## Request
Repeat the listing word for word. No pictures belong in the copy.

## Data entries

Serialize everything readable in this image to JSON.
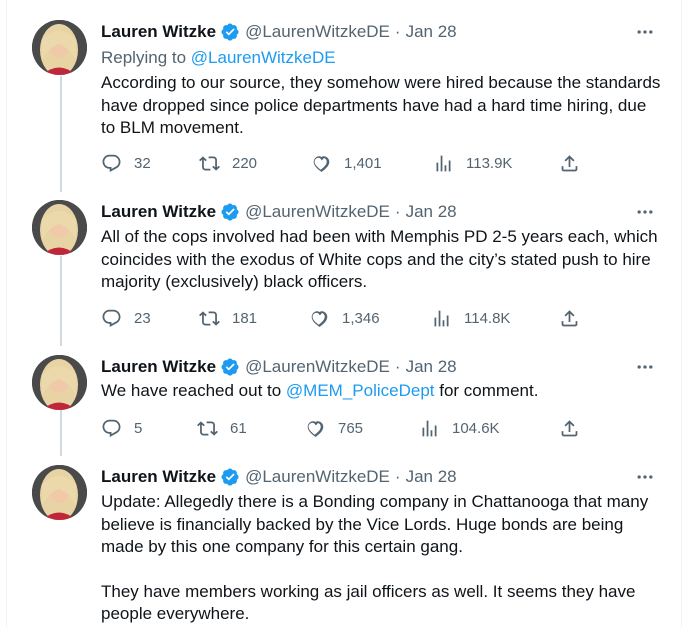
{
  "colors": {
    "link": "#1d9bf0",
    "muted": "#536471",
    "text": "#0f1419",
    "verified_badge": "#1d9bf0"
  },
  "tweets": [
    {
      "author_name": "Lauren Witzke",
      "handle": "@LaurenWitzkeDE",
      "separator": "·",
      "date": "Jan 28",
      "replying_label": "Replying to",
      "replying_handle": "@LaurenWitzkeDE",
      "text": "According to our source, they somehow were hired because the standards have dropped since police departments have had a hard time hiring, due to BLM movement.",
      "replies": "32",
      "retweets": "220",
      "likes": "1,401",
      "views": "113.9K"
    },
    {
      "author_name": "Lauren Witzke",
      "handle": "@LaurenWitzkeDE",
      "separator": "·",
      "date": "Jan 28",
      "text": "All of the cops involved had been with Memphis PD 2-5 years each, which coincides with the exodus of White cops and the city’s stated push to hire majority (exclusively) black officers.",
      "replies": "23",
      "retweets": "181",
      "likes": "1,346",
      "views": "114.8K"
    },
    {
      "author_name": "Lauren Witzke",
      "handle": "@LaurenWitzkeDE",
      "separator": "·",
      "date": "Jan 28",
      "text_before": "We have reached out to ",
      "mention": "@MEM_PoliceDept",
      "text_after": " for comment.",
      "replies": "5",
      "retweets": "61",
      "likes": "765",
      "views": "104.6K"
    },
    {
      "author_name": "Lauren Witzke",
      "handle": "@LaurenWitzkeDE",
      "separator": "·",
      "date": "Jan 28",
      "paragraph1": "Update: Allegedly there is a Bonding company in Chattanooga that many believe is financially backed by the Vice Lords. Huge bonds are being made by this one company for this certain gang.",
      "paragraph2": "They have members working as jail officers as well. It seems they have people everywhere."
    }
  ],
  "icons": {
    "reply": "reply-icon",
    "retweet": "retweet-icon",
    "like": "like-icon",
    "views": "views-icon",
    "share": "share-icon",
    "more": "more-icon",
    "verified": "verified-badge-icon"
  }
}
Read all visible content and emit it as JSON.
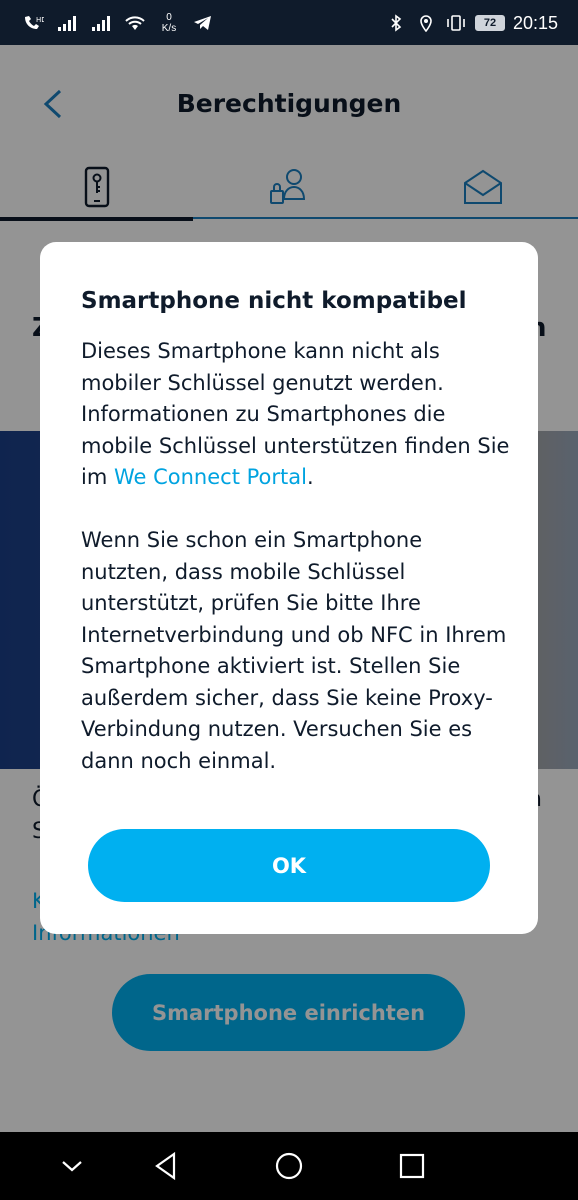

## Output of the exercise
Serialize everything readable in this image to JSON.
{
  "colors": {
    "link": "#1d9bf0",
    "muted": "#536471",
    "text": "#0f1419",
    "verified_badge": "#1d9bf0"
  },
  "tweets": [
    {
      "author_name": "Lauren Witzke",
      "handle": "@LaurenWitzkeDE",
      "separator": "·",
      "date": "Jan 28",
      "replying_label": "Replying to",
      "replying_handle": "@LaurenWitzkeDE",
      "text": "According to our source, they somehow were hired because the standards have dropped since police departments have had a hard time hiring, due to BLM movement.",
      "replies": "32",
      "retweets": "220",
      "likes": "1,401",
      "views": "113.9K"
    },
    {
      "author_name": "Lauren Witzke",
      "handle": "@LaurenWitzkeDE",
      "separator": "·",
      "date": "Jan 28",
      "text": "All of the cops involved had been with Memphis PD 2-5 years each, which coincides with the exodus of White cops and the city’s stated push to hire majority (exclusively) black officers.",
      "replies": "23",
      "retweets": "181",
      "likes": "1,346",
      "views": "114.8K"
    },
    {
      "author_name": "Lauren Witzke",
      "handle": "@LaurenWitzkeDE",
      "separator": "·",
      "date": "Jan 28",
      "text_before": "We have reached out to ",
      "mention": "@MEM_PoliceDept",
      "text_after": " for comment.",
      "replies": "5",
      "retweets": "61",
      "likes": "765",
      "views": "104.6K"
    },
    {
      "author_name": "Lauren Witzke",
      "handle": "@LaurenWitzkeDE",
      "separator": "·",
      "date": "Jan 28",
      "paragraph1": "Update: Allegedly there is a Bonding company in Chattanooga that many believe is financially backed by the Vice Lords. Huge bonds are being made by this one company for this certain gang.",
      "paragraph2": "They have members working as jail officers as well. It seems they have people everywhere."
    }
  ],
  "icons": {
    "reply": "reply-icon",
    "retweet": "retweet-icon",
    "like": "like-icon",
    "views": "views-icon",
    "share": "share-icon",
    "more": "more-icon",
    "verified": "verified-badge-icon"
  }
}
Read all visible content and emit it as JSON.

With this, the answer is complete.